------ SUPPLIED INFORMATION ------

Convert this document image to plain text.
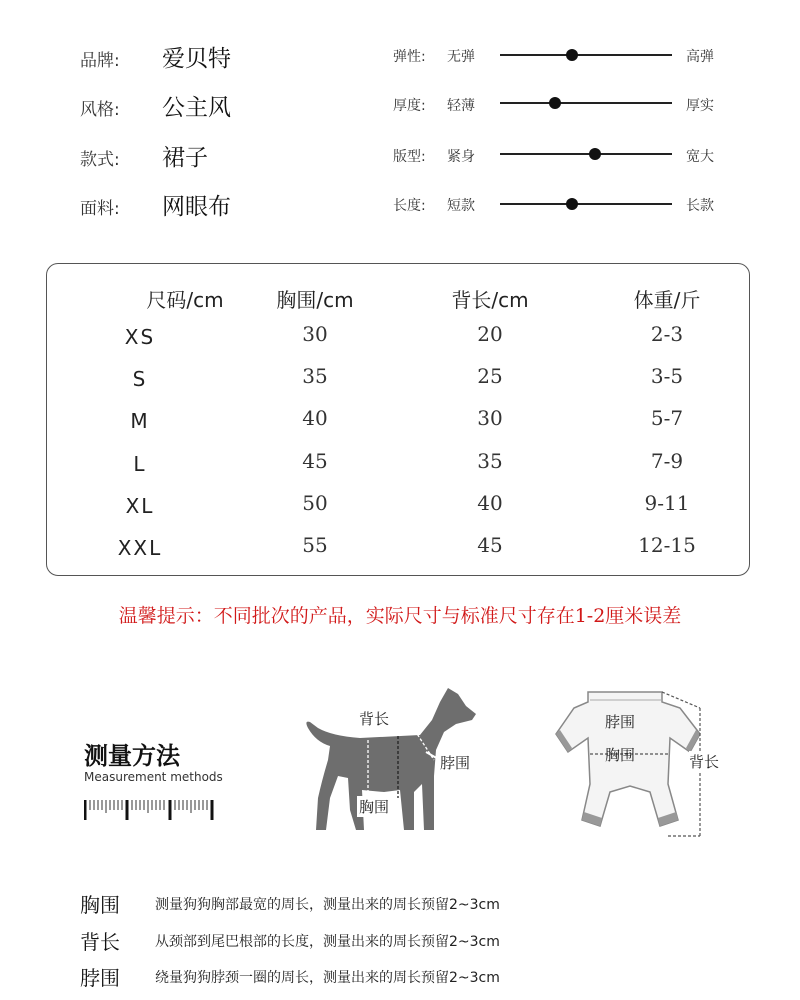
品牌: 爱贝特
风格: 公主风
款式: 裙子
面料: 网眼布
弹性: 无弹	高弹
厚度: 轻薄	厚实
版型: 紧身	宽大
长度: 短款	长款
尺码/cm	胸围/cm	背长/cm	体重/斤
XS	30	20	2-3
S	35	25	3-5
M	40	30	5-7
L	45	35	7-9
XL	50	40	9-11
XXL	55	45	12-15
温馨提示：不同批次的产品，实际尺寸与标准尺寸存在1-2厘米误差
测量方法
Measurement methods
背长
脖围
胸围
脖围
胸围	背长
胸围	测量狗狗胸部最宽的周长，测量出来的周长预留2~3cm
背长	从颈部到尾巴根部的长度，测量出来的周长预留2~3cm
脖围	绕量狗狗脖颈一圈的周长，测量出来的周长预留2~3cm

------

## TASK DETAILS
Reproduce the material in its entirety and word for word, without the pictures.

## SOLVED EXERCISE
Convert this document image to plain text.
品牌: 爱贝特
风格: 公主风
款式: 裙子
面料: 网眼布
弹性: 无弹	高弹
厚度: 轻薄	厚实
版型: 紧身	宽大
长度: 短款	长款
尺码/cm	胸围/cm	背长/cm	体重/斤
XS	30	20	2-3
S	35	25	3-5
M	40	30	5-7
L	45	35	7-9
XL	50	40	9-11
XXL	55	45	12-15
温馨提示：不同批次的产品，实际尺寸与标准尺寸存在1-2厘米误差
测量方法
Measurement methods
背长
脖围
胸围
脖围
胸围	背长
胸围	测量狗狗胸部最宽的周长，测量出来的周长预留2~3cm
背长	从颈部到尾巴根部的长度，测量出来的周长预留2~3cm
脖围	绕量狗狗脖颈一圈的周长，测量出来的周长预留2~3cm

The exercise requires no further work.